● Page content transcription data
»»

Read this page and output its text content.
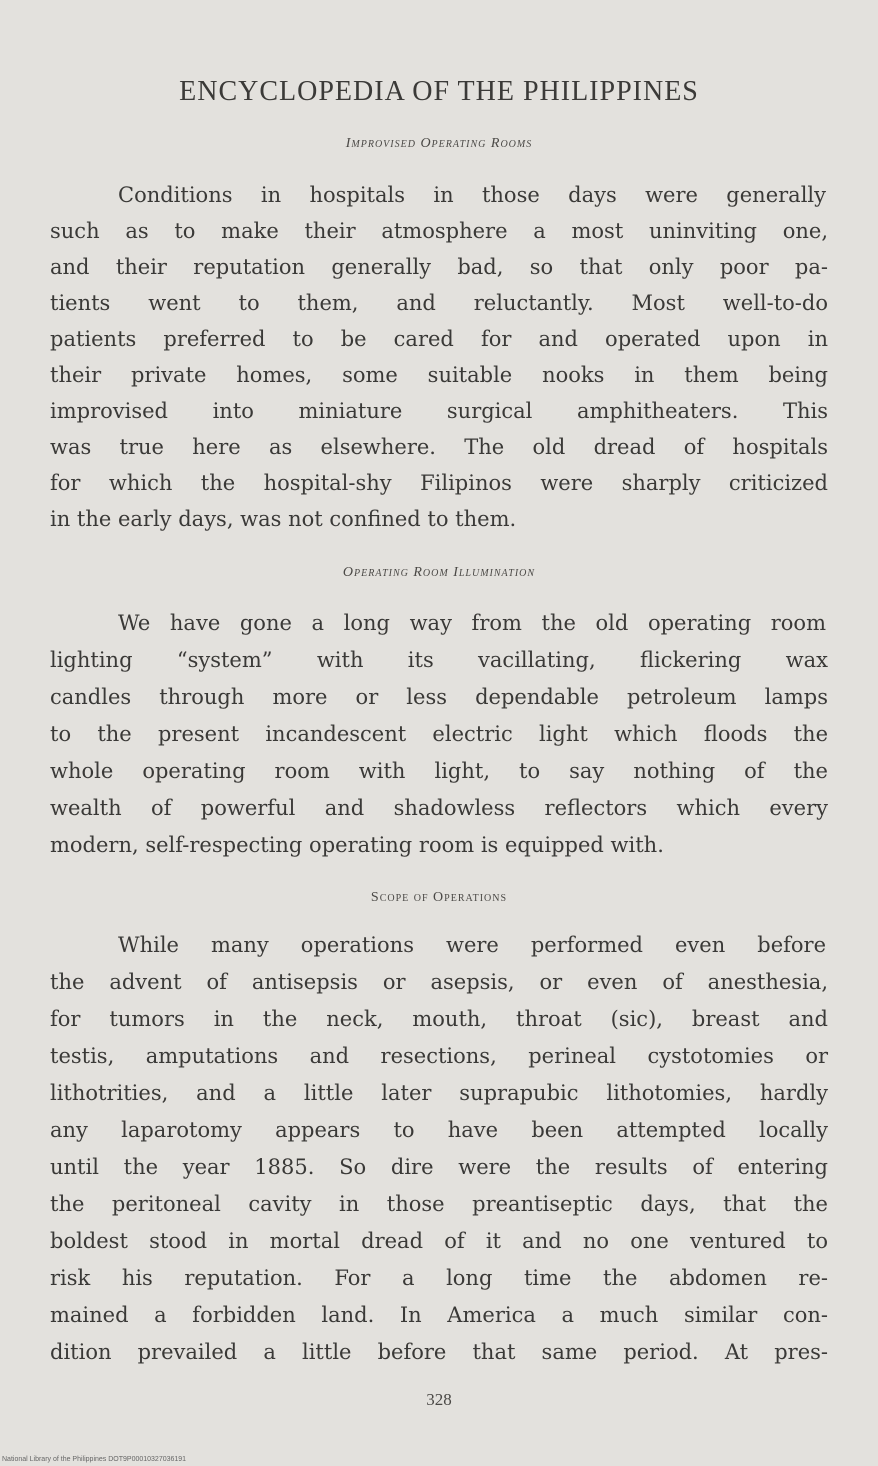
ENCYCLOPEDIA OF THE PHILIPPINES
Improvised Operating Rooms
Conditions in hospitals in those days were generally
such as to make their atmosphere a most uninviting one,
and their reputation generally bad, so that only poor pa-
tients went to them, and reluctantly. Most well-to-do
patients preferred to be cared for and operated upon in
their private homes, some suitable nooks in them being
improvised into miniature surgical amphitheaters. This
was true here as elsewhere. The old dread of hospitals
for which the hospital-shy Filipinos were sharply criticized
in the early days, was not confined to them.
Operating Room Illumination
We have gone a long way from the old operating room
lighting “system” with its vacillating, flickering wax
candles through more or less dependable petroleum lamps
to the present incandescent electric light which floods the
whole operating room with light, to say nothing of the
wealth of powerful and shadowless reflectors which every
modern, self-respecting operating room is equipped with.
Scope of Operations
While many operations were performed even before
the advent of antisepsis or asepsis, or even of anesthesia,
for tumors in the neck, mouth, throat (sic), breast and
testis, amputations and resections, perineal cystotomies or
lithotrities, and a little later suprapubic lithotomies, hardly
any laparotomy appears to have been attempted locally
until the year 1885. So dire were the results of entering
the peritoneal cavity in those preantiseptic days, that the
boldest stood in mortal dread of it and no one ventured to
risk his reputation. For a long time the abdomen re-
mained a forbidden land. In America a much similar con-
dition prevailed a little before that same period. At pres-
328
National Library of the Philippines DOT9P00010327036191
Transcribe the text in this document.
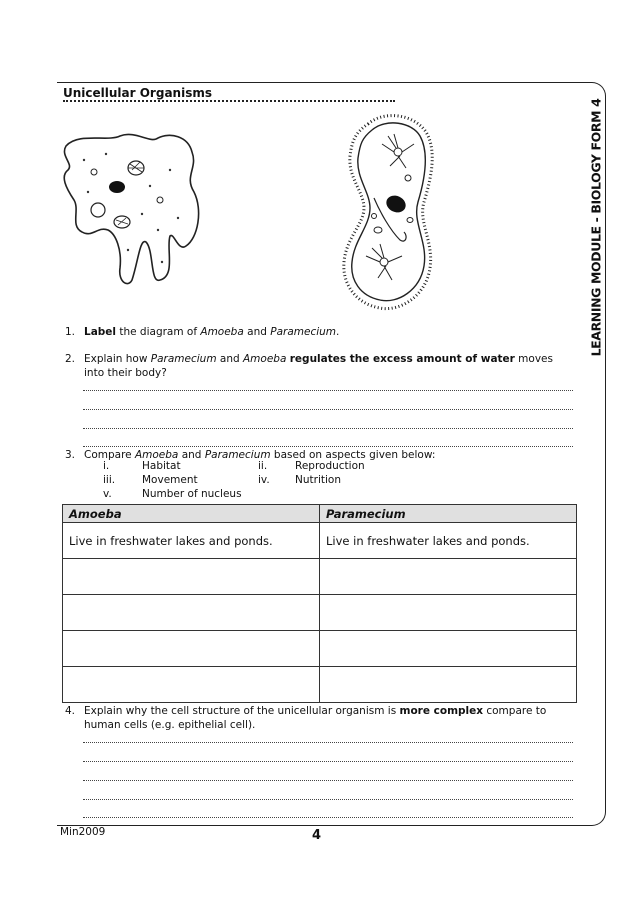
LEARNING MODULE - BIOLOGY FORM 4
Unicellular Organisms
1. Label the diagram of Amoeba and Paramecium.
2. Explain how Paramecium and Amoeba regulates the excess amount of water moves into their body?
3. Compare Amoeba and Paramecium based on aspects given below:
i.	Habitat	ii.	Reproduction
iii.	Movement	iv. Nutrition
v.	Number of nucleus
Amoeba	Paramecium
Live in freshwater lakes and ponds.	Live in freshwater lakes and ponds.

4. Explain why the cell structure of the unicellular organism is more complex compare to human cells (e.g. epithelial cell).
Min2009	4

««

● EXERCISE GOAL
Among the entries above, find every line holding "reputation" and copy it.

● THE ANSWER
and their reputation generally bad, so that only poor pa-
risk his reputation. For a long time the abdomen re-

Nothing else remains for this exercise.